**Stated exercise:** Pull every line containing "мероприятий" out of the material below.

**Material for this exercise:**
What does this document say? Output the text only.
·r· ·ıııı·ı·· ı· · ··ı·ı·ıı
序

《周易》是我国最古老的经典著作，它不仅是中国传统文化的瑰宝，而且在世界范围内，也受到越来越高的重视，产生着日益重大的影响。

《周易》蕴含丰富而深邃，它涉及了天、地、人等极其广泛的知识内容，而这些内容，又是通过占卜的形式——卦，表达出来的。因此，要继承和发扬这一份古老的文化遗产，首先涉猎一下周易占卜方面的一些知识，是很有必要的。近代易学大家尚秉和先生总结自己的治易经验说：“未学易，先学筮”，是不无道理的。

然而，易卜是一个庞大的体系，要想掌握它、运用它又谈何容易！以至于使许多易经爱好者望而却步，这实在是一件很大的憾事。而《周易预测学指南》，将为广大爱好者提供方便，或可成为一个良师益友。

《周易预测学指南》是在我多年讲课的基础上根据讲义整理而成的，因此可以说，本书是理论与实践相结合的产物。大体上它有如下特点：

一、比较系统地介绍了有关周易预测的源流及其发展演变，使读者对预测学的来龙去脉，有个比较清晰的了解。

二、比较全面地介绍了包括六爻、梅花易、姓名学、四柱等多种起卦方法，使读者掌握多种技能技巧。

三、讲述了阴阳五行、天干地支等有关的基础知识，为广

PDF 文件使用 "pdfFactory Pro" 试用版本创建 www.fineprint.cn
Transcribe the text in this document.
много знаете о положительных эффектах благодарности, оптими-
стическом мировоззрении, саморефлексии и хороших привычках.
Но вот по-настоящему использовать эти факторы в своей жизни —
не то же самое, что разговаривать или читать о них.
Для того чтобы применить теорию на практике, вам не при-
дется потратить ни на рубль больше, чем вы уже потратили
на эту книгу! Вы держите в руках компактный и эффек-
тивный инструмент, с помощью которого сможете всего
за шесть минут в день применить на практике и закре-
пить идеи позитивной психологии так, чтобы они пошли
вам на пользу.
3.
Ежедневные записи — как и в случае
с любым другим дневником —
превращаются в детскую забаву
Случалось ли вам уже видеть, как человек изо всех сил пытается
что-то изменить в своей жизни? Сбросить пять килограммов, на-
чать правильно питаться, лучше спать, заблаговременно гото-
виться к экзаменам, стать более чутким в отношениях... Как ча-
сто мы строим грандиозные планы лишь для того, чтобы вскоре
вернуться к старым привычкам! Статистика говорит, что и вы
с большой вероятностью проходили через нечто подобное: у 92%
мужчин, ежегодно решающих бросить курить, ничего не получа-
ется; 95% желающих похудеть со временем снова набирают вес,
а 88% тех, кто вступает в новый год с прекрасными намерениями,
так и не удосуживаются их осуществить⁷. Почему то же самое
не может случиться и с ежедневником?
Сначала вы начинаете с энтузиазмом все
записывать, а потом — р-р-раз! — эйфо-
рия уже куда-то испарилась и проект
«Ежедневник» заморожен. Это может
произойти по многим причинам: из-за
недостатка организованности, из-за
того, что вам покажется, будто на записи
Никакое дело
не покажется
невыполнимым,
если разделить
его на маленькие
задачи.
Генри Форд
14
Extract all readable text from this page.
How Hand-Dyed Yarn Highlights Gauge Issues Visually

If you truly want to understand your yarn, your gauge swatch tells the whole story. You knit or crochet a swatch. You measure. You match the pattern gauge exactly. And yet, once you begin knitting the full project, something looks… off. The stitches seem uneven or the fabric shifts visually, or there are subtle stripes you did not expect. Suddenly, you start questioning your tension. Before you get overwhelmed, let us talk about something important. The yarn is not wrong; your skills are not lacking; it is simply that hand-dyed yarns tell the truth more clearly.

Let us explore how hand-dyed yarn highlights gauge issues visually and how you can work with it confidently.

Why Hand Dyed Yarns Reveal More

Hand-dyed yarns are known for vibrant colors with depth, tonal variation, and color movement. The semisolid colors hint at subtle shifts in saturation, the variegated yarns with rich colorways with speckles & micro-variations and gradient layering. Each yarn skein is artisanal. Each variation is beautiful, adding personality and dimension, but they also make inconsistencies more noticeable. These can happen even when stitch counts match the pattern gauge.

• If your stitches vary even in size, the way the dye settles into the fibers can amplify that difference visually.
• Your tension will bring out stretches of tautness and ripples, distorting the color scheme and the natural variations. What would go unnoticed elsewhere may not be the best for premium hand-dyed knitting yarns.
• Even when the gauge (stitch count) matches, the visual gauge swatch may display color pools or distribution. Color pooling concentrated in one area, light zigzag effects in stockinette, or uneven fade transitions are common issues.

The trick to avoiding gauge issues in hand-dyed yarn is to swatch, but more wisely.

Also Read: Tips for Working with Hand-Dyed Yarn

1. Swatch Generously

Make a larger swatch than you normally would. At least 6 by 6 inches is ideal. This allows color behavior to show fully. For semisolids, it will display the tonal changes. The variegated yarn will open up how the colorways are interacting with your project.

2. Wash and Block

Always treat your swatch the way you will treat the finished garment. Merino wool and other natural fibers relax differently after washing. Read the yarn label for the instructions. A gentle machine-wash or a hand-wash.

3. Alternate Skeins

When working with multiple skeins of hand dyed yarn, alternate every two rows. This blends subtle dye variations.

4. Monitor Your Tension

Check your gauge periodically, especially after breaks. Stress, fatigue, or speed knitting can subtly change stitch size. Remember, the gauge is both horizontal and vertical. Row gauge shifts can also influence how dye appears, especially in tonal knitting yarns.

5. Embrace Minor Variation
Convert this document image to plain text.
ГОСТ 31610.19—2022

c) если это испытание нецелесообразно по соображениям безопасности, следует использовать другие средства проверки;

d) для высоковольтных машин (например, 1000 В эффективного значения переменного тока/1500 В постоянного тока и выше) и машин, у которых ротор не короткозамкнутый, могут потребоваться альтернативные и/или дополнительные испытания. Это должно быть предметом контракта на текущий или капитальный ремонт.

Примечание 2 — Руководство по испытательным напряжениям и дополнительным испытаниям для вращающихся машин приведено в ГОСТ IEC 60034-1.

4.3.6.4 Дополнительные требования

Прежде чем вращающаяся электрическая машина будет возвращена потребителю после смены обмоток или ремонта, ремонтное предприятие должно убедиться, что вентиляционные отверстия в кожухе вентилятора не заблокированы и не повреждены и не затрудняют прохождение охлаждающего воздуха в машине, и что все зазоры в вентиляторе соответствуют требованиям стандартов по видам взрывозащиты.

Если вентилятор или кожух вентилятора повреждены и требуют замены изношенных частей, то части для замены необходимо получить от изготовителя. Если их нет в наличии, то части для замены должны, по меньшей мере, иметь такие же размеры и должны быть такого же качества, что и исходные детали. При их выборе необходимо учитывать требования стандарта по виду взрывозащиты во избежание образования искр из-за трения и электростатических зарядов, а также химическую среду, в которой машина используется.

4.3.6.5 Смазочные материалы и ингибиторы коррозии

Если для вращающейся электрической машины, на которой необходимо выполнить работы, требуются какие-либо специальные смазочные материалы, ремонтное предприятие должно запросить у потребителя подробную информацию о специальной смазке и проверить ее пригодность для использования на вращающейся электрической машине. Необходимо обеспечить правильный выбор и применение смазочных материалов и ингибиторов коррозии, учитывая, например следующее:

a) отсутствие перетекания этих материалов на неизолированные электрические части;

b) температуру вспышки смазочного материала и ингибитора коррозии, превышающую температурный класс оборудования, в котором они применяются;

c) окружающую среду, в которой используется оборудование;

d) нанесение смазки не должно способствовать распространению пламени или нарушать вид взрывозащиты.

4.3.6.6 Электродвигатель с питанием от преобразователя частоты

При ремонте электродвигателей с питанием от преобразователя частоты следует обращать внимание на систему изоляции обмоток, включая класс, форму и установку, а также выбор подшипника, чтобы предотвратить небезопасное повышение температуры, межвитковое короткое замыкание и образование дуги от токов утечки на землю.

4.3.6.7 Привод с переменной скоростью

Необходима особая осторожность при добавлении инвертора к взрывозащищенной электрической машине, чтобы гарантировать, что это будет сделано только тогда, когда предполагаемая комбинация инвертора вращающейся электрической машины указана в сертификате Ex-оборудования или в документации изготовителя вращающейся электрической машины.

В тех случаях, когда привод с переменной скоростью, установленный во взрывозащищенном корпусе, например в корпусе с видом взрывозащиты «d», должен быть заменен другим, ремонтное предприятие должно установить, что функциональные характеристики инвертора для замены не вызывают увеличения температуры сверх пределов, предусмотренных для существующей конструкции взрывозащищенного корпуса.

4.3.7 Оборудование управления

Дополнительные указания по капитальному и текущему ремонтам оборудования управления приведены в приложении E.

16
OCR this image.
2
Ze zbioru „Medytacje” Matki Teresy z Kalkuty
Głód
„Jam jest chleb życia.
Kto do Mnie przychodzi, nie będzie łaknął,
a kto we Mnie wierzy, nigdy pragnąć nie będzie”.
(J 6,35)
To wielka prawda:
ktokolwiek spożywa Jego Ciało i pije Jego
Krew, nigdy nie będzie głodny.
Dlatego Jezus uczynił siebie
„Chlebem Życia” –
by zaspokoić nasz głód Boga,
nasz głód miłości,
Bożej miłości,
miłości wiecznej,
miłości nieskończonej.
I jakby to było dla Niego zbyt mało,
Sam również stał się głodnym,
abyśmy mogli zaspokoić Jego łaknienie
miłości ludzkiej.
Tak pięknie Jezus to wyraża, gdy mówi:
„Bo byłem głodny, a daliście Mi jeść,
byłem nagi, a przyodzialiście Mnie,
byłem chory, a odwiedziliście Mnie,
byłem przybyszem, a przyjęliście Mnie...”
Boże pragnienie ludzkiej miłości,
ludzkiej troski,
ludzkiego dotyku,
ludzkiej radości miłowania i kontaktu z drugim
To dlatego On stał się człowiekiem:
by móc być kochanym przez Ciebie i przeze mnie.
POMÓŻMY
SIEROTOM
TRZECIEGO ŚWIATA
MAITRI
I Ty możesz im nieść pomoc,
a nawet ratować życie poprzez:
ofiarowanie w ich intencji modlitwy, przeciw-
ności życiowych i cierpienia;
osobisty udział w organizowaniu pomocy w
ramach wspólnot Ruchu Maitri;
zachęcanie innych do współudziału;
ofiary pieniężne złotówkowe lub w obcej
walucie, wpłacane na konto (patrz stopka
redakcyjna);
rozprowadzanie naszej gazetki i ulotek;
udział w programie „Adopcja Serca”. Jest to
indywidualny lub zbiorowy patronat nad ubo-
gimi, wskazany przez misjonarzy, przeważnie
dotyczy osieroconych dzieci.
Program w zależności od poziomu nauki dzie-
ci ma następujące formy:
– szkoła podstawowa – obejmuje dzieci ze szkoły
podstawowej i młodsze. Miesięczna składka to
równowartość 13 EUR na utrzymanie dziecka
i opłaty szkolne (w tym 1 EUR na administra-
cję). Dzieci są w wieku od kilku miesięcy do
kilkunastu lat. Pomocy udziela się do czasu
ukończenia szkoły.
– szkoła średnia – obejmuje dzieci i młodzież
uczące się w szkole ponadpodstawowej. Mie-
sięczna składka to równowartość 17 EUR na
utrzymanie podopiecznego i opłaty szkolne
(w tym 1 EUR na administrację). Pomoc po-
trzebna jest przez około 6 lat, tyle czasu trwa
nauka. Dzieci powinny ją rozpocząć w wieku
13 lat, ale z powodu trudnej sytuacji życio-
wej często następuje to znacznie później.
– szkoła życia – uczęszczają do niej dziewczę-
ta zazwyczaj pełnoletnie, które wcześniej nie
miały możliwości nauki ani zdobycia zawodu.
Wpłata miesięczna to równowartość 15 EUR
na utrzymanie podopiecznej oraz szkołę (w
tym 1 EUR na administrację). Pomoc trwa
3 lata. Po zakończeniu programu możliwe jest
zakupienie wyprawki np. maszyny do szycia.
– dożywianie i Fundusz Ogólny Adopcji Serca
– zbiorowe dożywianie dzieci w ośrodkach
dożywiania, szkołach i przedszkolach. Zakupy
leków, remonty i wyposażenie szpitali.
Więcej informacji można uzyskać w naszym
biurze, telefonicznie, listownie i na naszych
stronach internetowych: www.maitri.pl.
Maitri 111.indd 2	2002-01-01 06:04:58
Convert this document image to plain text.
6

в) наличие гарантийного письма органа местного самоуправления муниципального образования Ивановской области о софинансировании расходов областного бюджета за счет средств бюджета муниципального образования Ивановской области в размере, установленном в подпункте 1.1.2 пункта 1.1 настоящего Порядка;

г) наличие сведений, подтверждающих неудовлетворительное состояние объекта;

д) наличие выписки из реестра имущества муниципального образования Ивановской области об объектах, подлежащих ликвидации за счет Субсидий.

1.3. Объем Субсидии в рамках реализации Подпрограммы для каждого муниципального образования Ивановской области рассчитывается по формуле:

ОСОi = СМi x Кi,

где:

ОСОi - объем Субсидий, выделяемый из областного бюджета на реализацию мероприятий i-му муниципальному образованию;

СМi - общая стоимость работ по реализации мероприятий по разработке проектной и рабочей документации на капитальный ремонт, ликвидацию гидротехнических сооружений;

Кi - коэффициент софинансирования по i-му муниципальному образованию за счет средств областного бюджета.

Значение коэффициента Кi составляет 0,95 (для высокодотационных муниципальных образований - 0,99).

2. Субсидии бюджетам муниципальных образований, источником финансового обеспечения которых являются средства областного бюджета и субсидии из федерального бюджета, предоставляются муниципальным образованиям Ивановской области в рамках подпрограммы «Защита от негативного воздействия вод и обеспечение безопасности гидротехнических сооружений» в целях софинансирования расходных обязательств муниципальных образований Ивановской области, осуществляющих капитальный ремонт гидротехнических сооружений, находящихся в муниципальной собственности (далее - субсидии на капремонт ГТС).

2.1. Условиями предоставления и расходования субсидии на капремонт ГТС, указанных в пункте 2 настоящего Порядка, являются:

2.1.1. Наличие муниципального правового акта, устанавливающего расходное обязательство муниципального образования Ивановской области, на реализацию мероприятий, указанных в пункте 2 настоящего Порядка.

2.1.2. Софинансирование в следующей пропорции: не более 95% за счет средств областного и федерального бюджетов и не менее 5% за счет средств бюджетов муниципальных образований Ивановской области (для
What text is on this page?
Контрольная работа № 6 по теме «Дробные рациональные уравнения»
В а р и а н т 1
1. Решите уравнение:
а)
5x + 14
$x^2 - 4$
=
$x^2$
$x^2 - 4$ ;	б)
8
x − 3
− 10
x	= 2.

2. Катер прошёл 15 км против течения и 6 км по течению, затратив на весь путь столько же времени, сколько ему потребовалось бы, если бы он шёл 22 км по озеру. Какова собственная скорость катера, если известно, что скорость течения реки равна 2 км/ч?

**Output:**
ОСОi - объем Субсидий, выделяемый из областного бюджета на реализацию мероприятий i-му муниципальному образованию;
СМi - общая стоимость работ по реализации мероприятий по разработке проектной и рабочей документации на капитальный ремонт, ликвидацию гидротехнических сооружений;
2.1.1. Наличие муниципального правового акта, устанавливающего расходное обязательство муниципального образования Ивановской области, на реализацию мероприятий, указанных в пункте 2 настоящего Порядка.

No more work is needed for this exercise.